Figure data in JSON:
■ ■ ■ ■

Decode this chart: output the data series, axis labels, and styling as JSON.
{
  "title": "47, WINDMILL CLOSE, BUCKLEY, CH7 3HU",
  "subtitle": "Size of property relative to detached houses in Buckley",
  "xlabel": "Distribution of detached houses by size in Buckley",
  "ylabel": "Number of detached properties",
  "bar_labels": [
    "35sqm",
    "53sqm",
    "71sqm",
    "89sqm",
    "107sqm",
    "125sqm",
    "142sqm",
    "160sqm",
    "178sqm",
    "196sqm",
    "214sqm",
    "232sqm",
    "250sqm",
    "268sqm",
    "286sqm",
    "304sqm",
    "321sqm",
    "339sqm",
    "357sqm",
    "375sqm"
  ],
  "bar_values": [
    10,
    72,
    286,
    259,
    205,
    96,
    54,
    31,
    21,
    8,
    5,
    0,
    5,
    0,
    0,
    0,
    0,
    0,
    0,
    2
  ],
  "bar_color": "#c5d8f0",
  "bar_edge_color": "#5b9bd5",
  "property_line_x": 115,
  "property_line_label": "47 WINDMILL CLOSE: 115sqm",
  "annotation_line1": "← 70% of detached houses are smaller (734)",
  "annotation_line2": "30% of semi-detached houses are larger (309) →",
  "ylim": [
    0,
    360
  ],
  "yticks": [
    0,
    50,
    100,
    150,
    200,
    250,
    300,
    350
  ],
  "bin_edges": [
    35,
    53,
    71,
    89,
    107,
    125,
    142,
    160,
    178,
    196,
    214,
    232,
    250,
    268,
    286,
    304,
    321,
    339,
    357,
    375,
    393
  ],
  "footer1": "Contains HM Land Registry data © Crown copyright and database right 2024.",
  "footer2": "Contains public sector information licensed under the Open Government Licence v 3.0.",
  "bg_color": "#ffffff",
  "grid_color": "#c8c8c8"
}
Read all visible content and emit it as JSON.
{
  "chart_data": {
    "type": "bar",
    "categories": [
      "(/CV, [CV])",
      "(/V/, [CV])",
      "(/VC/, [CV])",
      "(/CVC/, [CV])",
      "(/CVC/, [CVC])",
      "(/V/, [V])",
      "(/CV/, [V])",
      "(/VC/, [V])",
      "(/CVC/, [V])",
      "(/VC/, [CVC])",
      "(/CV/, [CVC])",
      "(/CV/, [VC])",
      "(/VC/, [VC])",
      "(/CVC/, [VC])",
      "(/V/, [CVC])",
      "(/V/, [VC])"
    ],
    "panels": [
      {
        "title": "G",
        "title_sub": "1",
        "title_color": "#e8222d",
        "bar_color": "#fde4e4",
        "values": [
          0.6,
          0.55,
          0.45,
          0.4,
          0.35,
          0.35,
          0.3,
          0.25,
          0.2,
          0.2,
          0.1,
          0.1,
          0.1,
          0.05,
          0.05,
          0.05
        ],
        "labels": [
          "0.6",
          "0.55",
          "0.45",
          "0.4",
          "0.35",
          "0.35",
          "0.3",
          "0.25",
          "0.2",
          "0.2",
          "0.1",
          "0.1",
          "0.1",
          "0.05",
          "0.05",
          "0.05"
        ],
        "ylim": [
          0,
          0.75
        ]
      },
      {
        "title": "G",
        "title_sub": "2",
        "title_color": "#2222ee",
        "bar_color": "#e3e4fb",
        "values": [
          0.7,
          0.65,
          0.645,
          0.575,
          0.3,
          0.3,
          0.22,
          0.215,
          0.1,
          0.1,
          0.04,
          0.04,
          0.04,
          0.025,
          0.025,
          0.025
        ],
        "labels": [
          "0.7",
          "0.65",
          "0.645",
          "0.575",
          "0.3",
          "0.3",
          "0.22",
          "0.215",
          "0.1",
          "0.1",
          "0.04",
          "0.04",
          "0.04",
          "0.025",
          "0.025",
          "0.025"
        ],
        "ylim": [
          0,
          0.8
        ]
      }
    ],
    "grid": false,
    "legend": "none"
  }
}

■ ■ ■ ■

Retype the records in full. Keep every line identical to the original.

- [Solution for this problem]
Decode this chart: output the data series, axis labels, and styling as JSON.
{
  "title": "47, WINDMILL CLOSE, BUCKLEY, CH7 3HU",
  "subtitle": "Size of property relative to detached houses in Buckley",
  "xlabel": "Distribution of detached houses by size in Buckley",
  "ylabel": "Number of detached properties",
  "bar_labels": [
    "35sqm",
    "53sqm",
    "71sqm",
    "89sqm",
    "107sqm",
    "125sqm",
    "142sqm",
    "160sqm",
    "178sqm",
    "196sqm",
    "214sqm",
    "232sqm",
    "250sqm",
    "268sqm",
    "286sqm",
    "304sqm",
    "321sqm",
    "339sqm",
    "357sqm",
    "375sqm"
  ],
  "bar_values": [
    10,
    72,
    286,
    259,
    205,
    96,
    54,
    31,
    21,
    8,
    5,
    0,
    5,
    0,
    0,
    0,
    0,
    0,
    0,
    2
  ],
  "bar_color": "#c5d8f0",
  "bar_edge_color": "#5b9bd5",
  "property_line_x": 115,
  "property_line_label": "47 WINDMILL CLOSE: 115sqm",
  "annotation_line1": "← 70% of detached houses are smaller (734)",
  "annotation_line2": "30% of semi-detached houses are larger (309) →",
  "ylim": [
    0,
    360
  ],
  "yticks": [
    0,
    50,
    100,
    150,
    200,
    250,
    300,
    350
  ],
  "bin_edges": [
    35,
    53,
    71,
    89,
    107,
    125,
    142,
    160,
    178,
    196,
    214,
    232,
    250,
    268,
    286,
    304,
    321,
    339,
    357,
    375,
    393
  ],
  "footer1": "Contains HM Land Registry data © Crown copyright and database right 2024.",
  "footer2": "Contains public sector information licensed under the Open Government Licence v 3.0.",
  "bg_color": "#ffffff",
  "grid_color": "#c8c8c8"
}
Read all visible content and emit it as JSON.
{
  "chart_data": {
    "type": "bar",
    "categories": [
      "(/CV, [CV])",
      "(/V/, [CV])",
      "(/VC/, [CV])",
      "(/CVC/, [CV])",
      "(/CVC/, [CVC])",
      "(/V/, [V])",
      "(/CV/, [V])",
      "(/VC/, [V])",
      "(/CVC/, [V])",
      "(/VC/, [CVC])",
      "(/CV/, [CVC])",
      "(/CV/, [VC])",
      "(/VC/, [VC])",
      "(/CVC/, [VC])",
      "(/V/, [CVC])",
      "(/V/, [VC])"
    ],
    "panels": [
      {
        "title": "G",
        "title_sub": "1",
        "title_color": "#e8222d",
        "bar_color": "#fde4e4",
        "values": [
          0.6,
          0.55,
          0.45,
          0.4,
          0.35,
          0.35,
          0.3,
          0.25,
          0.2,
          0.2,
          0.1,
          0.1,
          0.1,
          0.05,
          0.05,
          0.05
        ],
        "labels": [
          "0.6",
          "0.55",
          "0.45",
          "0.4",
          "0.35",
          "0.35",
          "0.3",
          "0.25",
          "0.2",
          "0.2",
          "0.1",
          "0.1",
          "0.1",
          "0.05",
          "0.05",
          "0.05"
        ],
        "ylim": [
          0,
          0.75
        ]
      },
      {
        "title": "G",
        "title_sub": "2",
        "title_color": "#2222ee",
        "bar_color": "#e3e4fb",
        "values": [
          0.7,
          0.65,
          0.645,
          0.575,
          0.3,
          0.3,
          0.22,
          0.215,
          0.1,
          0.1,
          0.04,
          0.04,
          0.04,
          0.025,
          0.025,
          0.025
        ],
        "labels": [
          "0.7",
          "0.65",
          "0.645",
          "0.575",
          "0.3",
          "0.3",
          "0.22",
          "0.215",
          "0.1",
          "0.1",
          "0.04",
          "0.04",
          "0.04",
          "0.025",
          "0.025",
          "0.025"
        ],
        "ylim": [
          0,
          0.8
        ]
      }
    ],
    "grid": false,
    "legend": "none"
  }
}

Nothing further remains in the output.